⟨

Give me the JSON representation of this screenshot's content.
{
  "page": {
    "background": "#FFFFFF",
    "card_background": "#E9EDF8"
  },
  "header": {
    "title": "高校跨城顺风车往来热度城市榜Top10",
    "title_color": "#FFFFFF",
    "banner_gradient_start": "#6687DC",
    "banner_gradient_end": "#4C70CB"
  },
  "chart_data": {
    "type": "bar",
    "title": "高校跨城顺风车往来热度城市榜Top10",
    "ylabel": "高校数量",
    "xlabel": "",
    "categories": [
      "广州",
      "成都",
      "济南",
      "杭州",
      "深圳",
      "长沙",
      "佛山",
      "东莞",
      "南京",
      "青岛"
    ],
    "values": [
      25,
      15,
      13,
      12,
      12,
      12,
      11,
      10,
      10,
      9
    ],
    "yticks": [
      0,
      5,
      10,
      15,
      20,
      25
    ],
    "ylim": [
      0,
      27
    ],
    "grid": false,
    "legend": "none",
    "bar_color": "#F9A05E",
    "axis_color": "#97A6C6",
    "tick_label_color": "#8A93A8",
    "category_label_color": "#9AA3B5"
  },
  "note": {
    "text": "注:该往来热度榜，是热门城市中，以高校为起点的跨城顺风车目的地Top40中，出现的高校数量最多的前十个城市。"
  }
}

⟩

The task =
Produce an exact copy of the whole listing.

Result =
Give me the JSON representation of this screenshot's content.
{
  "page": {
    "background": "#FFFFFF",
    "card_background": "#E9EDF8"
  },
  "header": {
    "title": "高校跨城顺风车往来热度城市榜Top10",
    "title_color": "#FFFFFF",
    "banner_gradient_start": "#6687DC",
    "banner_gradient_end": "#4C70CB"
  },
  "chart_data": {
    "type": "bar",
    "title": "高校跨城顺风车往来热度城市榜Top10",
    "ylabel": "高校数量",
    "xlabel": "",
    "categories": [
      "广州",
      "成都",
      "济南",
      "杭州",
      "深圳",
      "长沙",
      "佛山",
      "东莞",
      "南京",
      "青岛"
    ],
    "values": [
      25,
      15,
      13,
      12,
      12,
      12,
      11,
      10,
      10,
      9
    ],
    "yticks": [
      0,
      5,
      10,
      15,
      20,
      25
    ],
    "ylim": [
      0,
      27
    ],
    "grid": false,
    "legend": "none",
    "bar_color": "#F9A05E",
    "axis_color": "#97A6C6",
    "tick_label_color": "#8A93A8",
    "category_label_color": "#9AA3B5"
  },
  "note": {
    "text": "注:该往来热度榜，是热门城市中，以高校为起点的跨城顺风车目的地Top40中，出现的高校数量最多的前十个城市。"
  }
}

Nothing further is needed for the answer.